__Challenge__
Please copy out, word for word, the rows starting at the line that contains "bullet-item (0, 269, 720, 351)" and ending at the line that contains "bullet-item (0, 351, 720, 392)", including both of those lines.

__Data shown__
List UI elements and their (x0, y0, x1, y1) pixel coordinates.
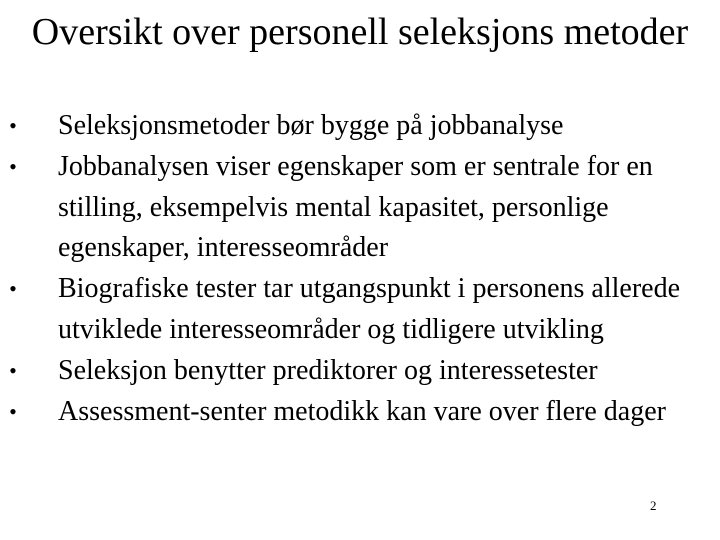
bullet-item (0, 269, 720, 351)
bullet-item (0, 147, 720, 269)
bullet-text: Biografiske tester tar utgangspunkt i personens allerede utviklede interesseområder og tidligere utvikling (58, 273, 681, 345)
bullet-text: Assessment-senter metodikk kan vare over flere dager (58, 395, 666, 427)
bullet-text: Jobbanalysen viser egenskaper som er sentrale for en stilling, eksempelvis mental kapasitet, personlige egenskaper, interesseområder (58, 150, 653, 264)
bullet-text: Seleksjonsmetoder bør bygge på jobbanalyse (58, 110, 564, 141)
bullet-icon: • (9, 153, 17, 179)
bullet-icon: • (9, 113, 17, 138)
bullet-item (0, 351, 720, 392)
slide-title: Oversikt over personell seleksjons metoder (31, 11, 689, 53)
bullet-icon: • (9, 357, 17, 383)
bullet-text: Seleksjon benytter prediktorer og interessetester (58, 354, 598, 386)
bullet-item (0, 392, 720, 433)
bullet-icon: • (9, 398, 17, 424)
bullet-item (0, 106, 720, 147)
bullet-icon: • (9, 276, 17, 302)
page-number: 2 (650, 498, 657, 513)
bullet-list (0, 106, 720, 432)
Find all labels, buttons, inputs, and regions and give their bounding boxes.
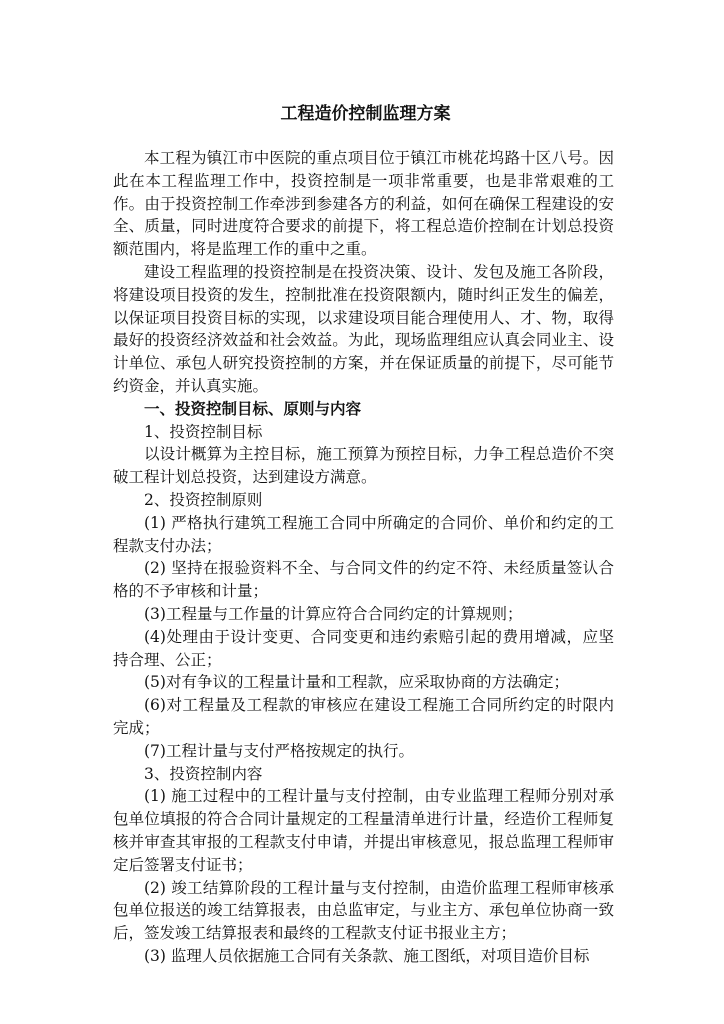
section-heading: 一、投资控制目标、原则与内容	[144, 399, 362, 418]
principle-item: (7)工程计量与支付严格按规定的执行。	[144, 741, 414, 760]
principle-item: (2) 坚持在报验资料不全、与合同文件的约定不符、未经质量签认合格的不予审核和计量；	[113, 559, 614, 601]
principle-item: (6)对工程量及工程款的审核应在建设工程施工合同所约定的时限内完成；	[113, 696, 614, 737]
principle-item: (4)处理由于设计变更、合同变更和违约索赔引起的费用增减，应坚持合理、公正；	[113, 627, 614, 669]
principle-item: (3)工程量与工作量的计算应符合合同约定的计算规则；	[144, 604, 523, 623]
subsection-title: 3、投资控制内容	[144, 764, 263, 783]
principle-item: (1) 严格执行建筑工程施工合同中所确定的合同价、单价和约定的工程款支付办法；	[113, 513, 614, 555]
subsection-text: 以设计概算为主控目标，施工预算为预控目标，力争工程总造价不突破工程计划总投资，达到建设方满意。	[113, 445, 614, 487]
document-body	[113, 147, 614, 968]
subsection-title: 2、投资控制原则	[144, 490, 263, 509]
subsection-title: 1、投资控制目标	[144, 422, 263, 441]
intro-paragraph: 本工程为镇江市中医院的重点项目位于镇江市桃花坞路十区八号。因此在本工程监理工作中，投资控制是一项非常重要，也是非常艰难的工作。由于投资控制工作牵涉到参建各方的利益，如何在确保工程建设的安全、质量，同时进度符合要求的前提下，将工程总造价控制在计划总投资额范围内，将是监理工作的重中之重。	[113, 149, 614, 259]
content-item: (1) 施工过程中的工程计量与支付控制，由专业监理工程师分别对承包单位填报的符合合同计量规定的工程量清单进行计量，经造价工程师复核并审查其审报的工程款支付申请，并提出审核意见，报总监理工程师审定后签署支付证书；	[113, 787, 614, 874]
intro-paragraph: 建设工程监理的投资控制是在投资决策、设计、发包及施工各阶段，将建设项目投资的发生，控制批准在投资限额内，随时纠正发生的偏差，以保证项目投资目标的实现，以求建设项目能合理使用人、才、物，取得最好的投资经济效益和社会效益。为此，现场监理组应认真会同业主、设计单位、承包人研究投资控制的方案，并在保证质量的前提下，尽可能节约资金，并认真实施。	[113, 262, 614, 395]
principle-item: (5)对有争议的工程量计量和工程款，应采取协商的方法确定；	[144, 673, 569, 692]
content-item: (2) 竣工结算阶段的工程计量与支付控制，由造价监理工程师审核承包单位报送的竣工结算报表，由总监审定，与业主方、承包单位协商一致后，签发竣工结算报表和最终的工程款支付证书报业主方；	[113, 878, 614, 943]
content-item: (3) 监理人员依据施工合同有关条款、施工图纸，对项目造价目标	[144, 946, 590, 965]
document-title: 工程造价控制监理方案	[280, 104, 451, 124]
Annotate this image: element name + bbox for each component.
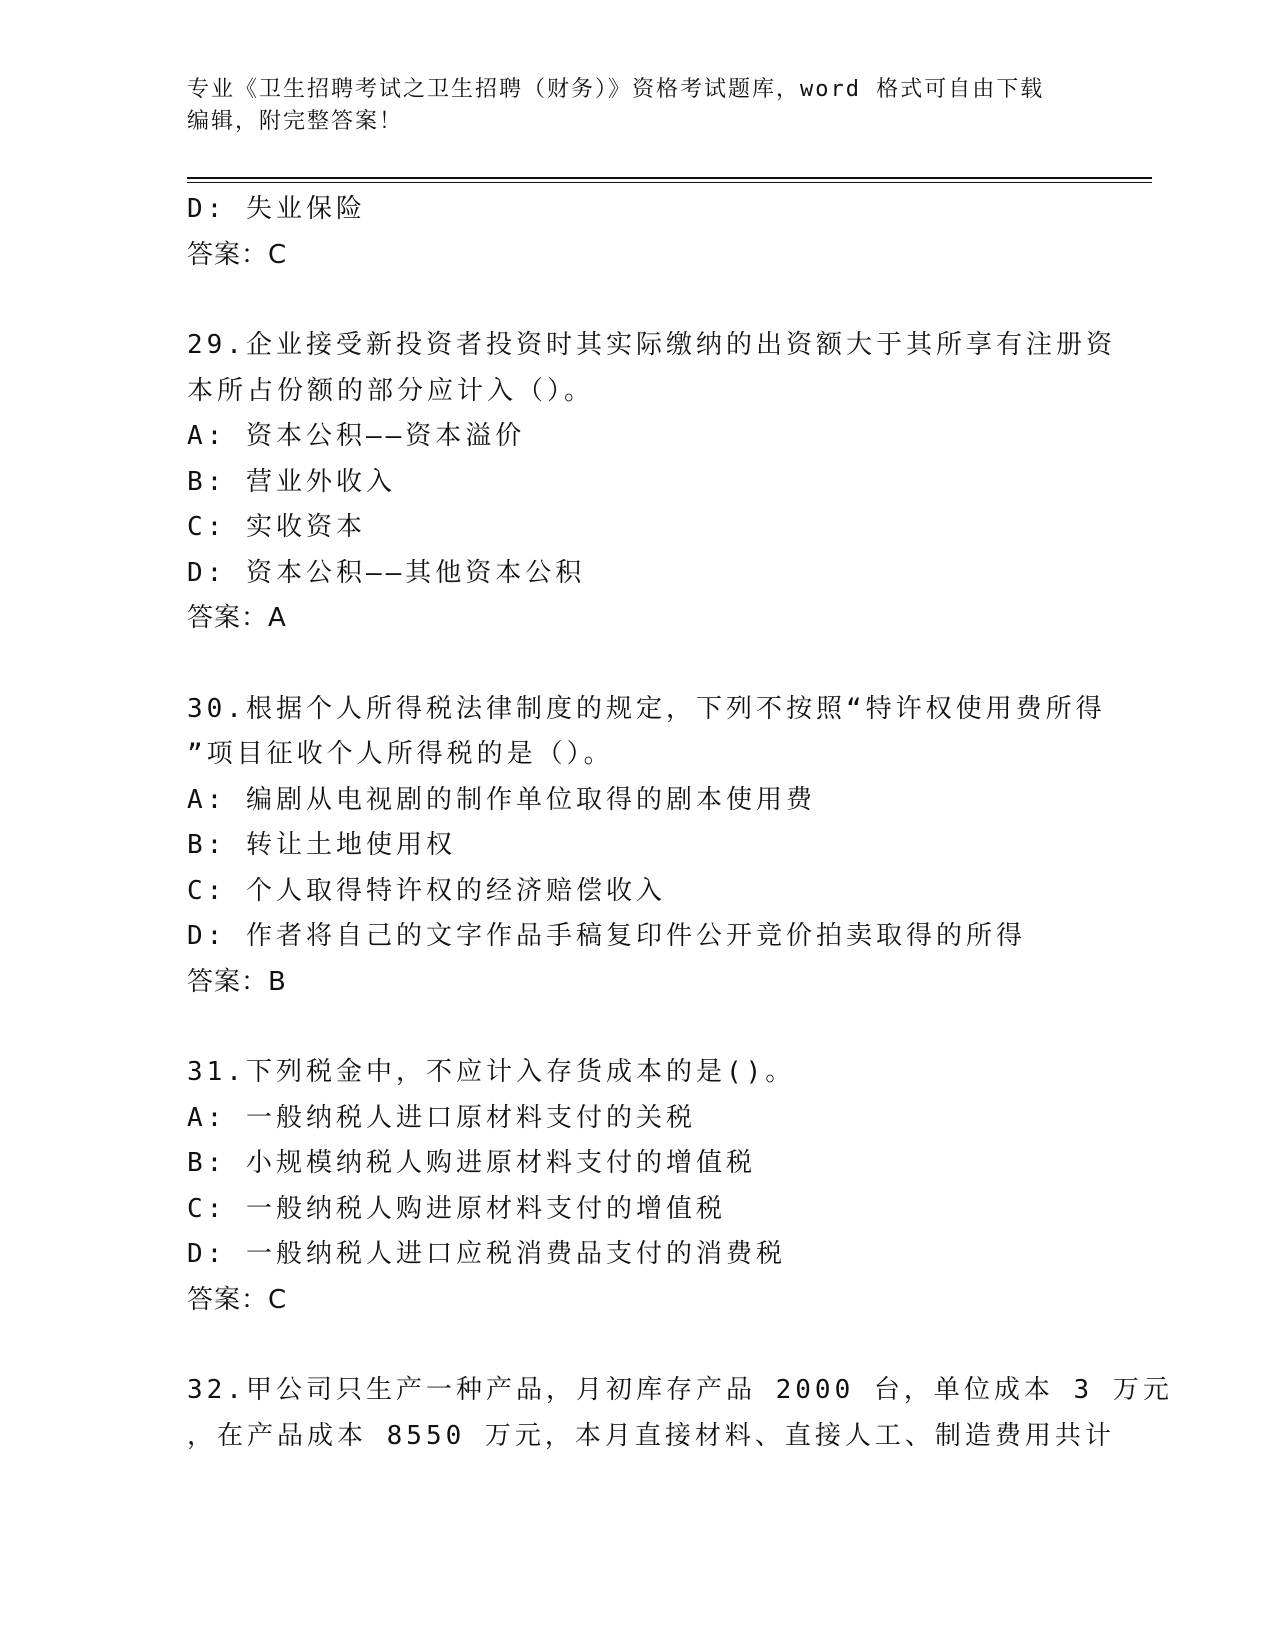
option-d: D: 作者将自己的文字作品手稿复印件公开竞价拍卖取得的所得 [187, 921, 1026, 951]
question-29 [187, 323, 1116, 642]
option-c: C: 实收资本 [187, 512, 366, 542]
spacer [187, 278, 1087, 323]
option-a: A: 一般纳税人进口原材料支付的关税 [187, 1102, 696, 1133]
spacer [187, 642, 1087, 687]
document-header [187, 74, 1087, 138]
option-c: C: 一般纳税人购进原材料支付的增值税 [187, 1193, 726, 1224]
option-b: B: 小规模纳税人购进原材料支付的增值税 [187, 1148, 756, 1178]
header-line-2: 编辑，附完整答案！ [187, 109, 404, 134]
question-stem: ，在产品成本 8550 万元，本月直接材料、直接人工、制造费用共计 [187, 1420, 1115, 1451]
answer: 答案：C [187, 1284, 288, 1315]
option-c: C: 个人取得特许权的经济赔偿收入 [187, 875, 666, 906]
prev-answer: 答案：C [187, 239, 288, 270]
answer: 答案：B [187, 966, 287, 997]
header-divider-thin [187, 182, 1152, 183]
prev-option-d: D: 失业保险 [187, 194, 366, 224]
option-a: A: 编剧从电视剧的制作单位取得的剧本使用费 [187, 784, 816, 815]
spacer [187, 1005, 1087, 1050]
question-stem: 31.下列税金中，不应计入存货成本的是()。 [187, 1057, 796, 1087]
question-stem: 32.甲公司只生产一种产品，月初库存产品 2000 台，单位成本 3 万元 [187, 1375, 1173, 1405]
option-b: B: 营业外收入 [187, 466, 396, 497]
option-d: D: 资本公积——其他资本公积 [187, 557, 586, 588]
spacer [187, 1323, 1087, 1368]
question-stem: 本所占份额的部分应计入（）。 [187, 375, 595, 406]
question-32 [187, 1368, 1173, 1459]
question-30 [187, 687, 1106, 1006]
question-stem: ”项目征收个人所得税的是（）。 [187, 739, 614, 769]
header-line-1: 专业《卫生招聘考试之卫生招聘（财务）》资格考试题库，word 格式可自由下载 [187, 77, 1045, 102]
option-b: B: 转让土地使用权 [187, 830, 456, 860]
header-divider-thick [187, 177, 1152, 179]
answer: 答案：A [187, 603, 287, 633]
question-31 [187, 1050, 1087, 1323]
question-stem: 30.根据个人所得税法律制度的规定，下列不按照“特许权使用费所得 [187, 693, 1106, 724]
question-content [187, 187, 1173, 1459]
option-a: A: 资本公积——资本溢价 [187, 421, 526, 451]
question-stem: 29.企业接受新投资者投资时其实际缴纳的出资额大于其所享有注册资 [187, 330, 1116, 360]
option-d: D: 一般纳税人进口应税消费品支付的消费税 [187, 1239, 786, 1269]
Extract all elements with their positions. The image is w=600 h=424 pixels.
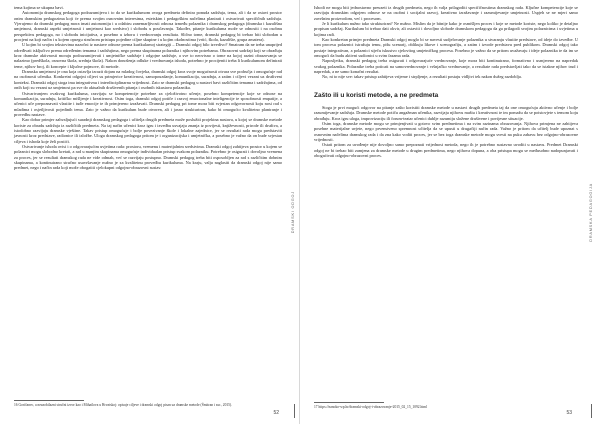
side-marker <box>591 404 592 418</box>
footnote: 16 Goričanec, a nezaobilazni stručni izvor kao i Mihailova u Hrvatskoj: opisuje ciljeve i dramski odgoj pisan uz dramske metode (Šmitran i sur., 2015). <box>14 403 233 407</box>
paragraph: Kao konkretan primjer predmeta Dramski odgoj moglo bi se navesti sudjelovanje polaznika u stvaranju vlastite predstave, od ideje do izvedbe. U tom procesu polaznici istražuju temu, pišu scenarij, oblikuju likove i scenografiju, a zatim i izvode predstavu pred publikom. Dramski odgoj tako postaje integrativan, a polaznici stječu iskustvo cjelovitog umjetničkog procesa. Posebno je važno da se pritom uvažavaju i ideje polaznika te da im se omogući da budu aktivni sudionici u svim fazama rada. <box>314 37 578 59</box>
page-number: 52 <box>273 410 279 416</box>
paragraph: Dramska umjetnost je ona koja ostavlja izrazit dojam na mladog čovjeka, dramski odgoj kroz svoje mogućnosti otvara sve područja i omogućuje rad na osobnosti učenika. Konkretni odgojni ciljevi su primjerice kreativnost, samopouzdanje, komunikacija, suradnja, a zatim i ciljevi vezani uz društveni kontekst. Dramski odgoj stoga ima integrativnu i interdisciplinarnu vrijednost. Zato se dramski pedagog u nastavi bavi različitim temama i sadržajima, od onih koji su vezani uz umjetnost pa sve do aktualnih društvenih pitanja i osobnih iskustava polaznika. <box>14 69 282 91</box>
right-body-text-continued <box>314 105 578 158</box>
side-running-label: DRAMSKA PEDAGOGIJA <box>589 182 593 242</box>
side-running-label: DRAMSKI ODGOJ <box>291 190 295 234</box>
page-number: 53 <box>566 410 572 416</box>
paragraph: Ostati pritom za uvođenje nije dovoljno samo prepoznati vrijednost metoda, nego ih je potrebno sustavno uvoditi u nastavu. Predmet Dramski odgoj ne bi trebao biti zamjena za dramske metode u drugim predmetima, nego njihova dopuna, a oba pristupa mogu se međusobno nadopunjavati i obogaćivati odgojno-obrazovni proces. <box>314 142 578 158</box>
paragraph: Stoga je prvi mogući odgovor na pitanje zašto koristiti dramske metode u nastavi drugih predmeta taj da one omogućuju aktivno učenje i bolje razumijevanje sadržaja. Dramske metode potiču angažman učenika, razvijaju njihovu maštu i kreativnost te im pomažu da se poistovjete s temom koju obrađuju. Kroz igru uloga, improvizaciju ili forum-teatar učenici dublje razumiju složene društvene i povijesne situacije. <box>314 104 578 121</box>
paragraph: tema kojima se ukupna bavi. <box>14 5 64 10</box>
paragraph: Ostvarivanjem ovakvog kurikuluma, razvijaju se kompetencije potrebne za cjeloživotno učenje, posebno kompetencije koje se odnose na komunikaciju, suradnju, kritičko mišljenje i kreativnost. Osim toga, dramski odgoj potiče i razvoj emocionalne inteligencije te sposobnosti empatije, a učenici uče prepoznavati vlastite i tuđe emocije te ih primjereno izražavati. Dramski pedagog pri tome mora biti svjestan odgovornosti koju nosi rad s mladima i osjetljivosti pojedinih tema. Zato je važno da kurikulum bude otvoren, ali i jasno strukturiran, kako bi omogućio kvalitetno planiranje i provedbu nastave. <box>14 90 282 117</box>
left-body-text <box>14 5 282 171</box>
side-marker <box>294 404 295 418</box>
paragraph: No, ni to nije sve: takav pristup zahtijeva vrijeme i strpljenje, a rezultati postaju vidljivi tek nakon dužeg razdoblja. <box>322 74 522 80</box>
section-heading: Zašto ili u koristi metode, a ne predmeta <box>314 91 439 99</box>
paragraph: Ostvarivanje ishoda ovisi i o odgovarajućim uvjetima rada: prostoru, vremenu i materijalnim sredstvima. Dramski odgoj zahtijeva prostor u kojem se polaznici mogu slobodno kretati, a rad u manjim skupinama omogućuje individualan pristup svakom polazniku. Potrebno je osigurati i dovoljno vremena za proces, jer se rezultati dramskog rada ne vide odmah, već se razvijaju postupno. Dramski pedagog treba biti osposobljen za rad s različitim dobnim skupinama, a kontinuirano stručno usavršavanje nužno je za kvalitetnu provedbu kurikuluma. Na kraju, valja naglasiti da dramski odgoj nije samo predmet, nego i način rada koji može obogatiti cjelokupni odgojno-obrazovni sustav. <box>14 143 282 171</box>
paragraph: Osim toga, dramske metode mogu se primjenjivati u gotovo svim predmetima i na svim razinama obrazovanja. Njihova primjena ne zahtijeva posebne materijalne uvjete, nego prvenstveno spremnost učitelja da se upusti u drugačiji način rada. Važno je pritom da učitelj bude upoznat s osnovnim načelima dramskog rada i da zna kako voditi proces, jer se bez toga dramske metode mogu svesti na puku zabavu bez odgojno-obrazovne vrijednosti. <box>314 120 578 142</box>
paragraph: Kao dobar primjer zahvaljujući suradnji dramskog pedagoga i učitelja drugih predmeta može poslužiti projektna nastava, u kojoj se dramske metode koriste za obradu sadržaja iz različitih predmeta. Na taj način učenici kroz igru i izvedbu usvajaju znanja iz povijesti, književnosti, prirode ili društva, a istodobno razvijaju dramske vještine. Takav pristup omogućuje i bolje povezivanje škole i lokalne zajednice, jer se rezultati rada mogu predstaviti javnosti kroz predstave, radionice ili izložbe. Uloga dramskog pedagoga pritom je i organizacijska i umjetnička, a posebno je važno da on bude svjestan ciljeva i ishoda koje želi postići. <box>14 117 282 144</box>
paragraph: Je li kurikulum nužno tako strukturiran? Ne nužno. Mislim da je bitnije kako je osmišljen proces i koje se metode koriste, nego koliko je detaljno propisan sadržaj. Kurikulum bi trebao dati okvir, ali ostaviti i dovoljno slobode dramskom pedagogu da ga prilagodi svojim polaznicima i uvjetima u kojima radi. <box>314 21 578 37</box>
paragraph: U kojim bi svojim tekstovima nazočni iz nastave odnose prema kurikularnoj strategiji – Dramski odgoj bilo izvedivo? Smatram da ne treba unaprijed određivati isključivo prema određenim temama i sadržajima, nego prema skupinama polaznika i njihovim potrebama. Obrazovni sadržaji koji se obrađuju kroz dramske aktivnosti moraju podrazumijevati i umjetničke sadržaje i odgojne sadržaje, a sve to neovisno o tome na kojoj razini obrazovanja se nalazimo (predškola, osnovna škola, srednja škola). Nakon donošenja odluke i vrednovanja ishoda, potrebno je procijeniti treba li kurikulumom definirati teme, njihov broj, ili koncepte i ključne pojmove, ili metode. <box>14 42 282 69</box>
footnote-divider <box>314 402 384 403</box>
paragraph: Ishodi ne mogu biti jednostavno preuzeti iz drugih predmeta, nego ih valja prilagoditi specifičnostima dramskog rada. Ključne kompetencije koje se razvijaju dramskim odgojem odnose se na osobni i socijalni razvoj, kreativno izražavanje i razumijevanje umjetnosti. Uspjeh se ne mjeri samo završnim proizvodom, već i procesom. <box>314 5 578 21</box>
footnote: 17 https://nanoko-wp.hr/dramski-odgoj-i-obrazovanje-2015_02_15_1092.html <box>314 405 428 409</box>
paragraph: Naposljetku, dramski pedagog treba osigurati i odgovarajuće vrednovanje, koje mora biti kontinuirano, formativno i usmjereno na napredak svakog polaznika. Polaznike treba poticati na samovrednovanje i vršnjačko vrednovanje, a rezultate rada predstavljati tako da se istakne njihov trud i napredak, a ne samo konačni rezultat. <box>314 58 578 75</box>
footnote-divider <box>14 400 84 401</box>
paragraph: Autonomija dramskog pedagoga podrazumijeva i to da se kurikulumom ovoga predmeta definira ponuda sadržaja, tema, ali i da se ostavi prostor onim dramskim pedagozima koji će prema svojim osnovnim interesima, estetskim i pedagoškim načelima planirati i ostvarivati specifičnih sadržaja. Vjerujemo da dramski pedagog mora imati autonomiju i u odabiru zanemarljivosti odnosa između polaznika i dramskog pedagoga (dramska i kazališna umjetnost, dramski aspekt umjetnosti i umjetnost kao sredstvo) i slobodu u poučavanju. Također, pitanje kurikuluma može se odnositi i na osobnu perspektivu pedagoga, no i slobodu inicijativa, a posebno u izboru i vrednovanju rezultata. Slično tome, dramski pedagog bi trebao biti slobodan u procjeni na koji način i u kojem opsegu stručnom pristupu pojedine ciljne skupine i u kojim okolnostima (vrtić, škola, kazalište, grupa amatera). <box>14 10 282 43</box>
right-page <box>300 0 600 424</box>
right-body-text <box>314 5 578 80</box>
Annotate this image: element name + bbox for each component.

__Solution to this problem__
bullet-item (0, 269, 720, 351)
bullet-item (0, 147, 720, 269)
bullet-text: Biografiske tester tar utgangspunkt i personens allerede utviklede interesseområder og tidligere utvikling (58, 273, 681, 345)
bullet-text: Assessment-senter metodikk kan vare over flere dager (58, 395, 666, 427)
bullet-text: Jobbanalysen viser egenskaper som er sentrale for en stilling, eksempelvis mental kapasitet, personlige egenskaper, interesseområder (58, 150, 653, 264)
bullet-text: Seleksjonsmetoder bør bygge på jobbanalyse (58, 110, 564, 141)
bullet-icon: • (9, 153, 17, 179)
bullet-icon: • (9, 113, 17, 138)
bullet-item (0, 351, 720, 392)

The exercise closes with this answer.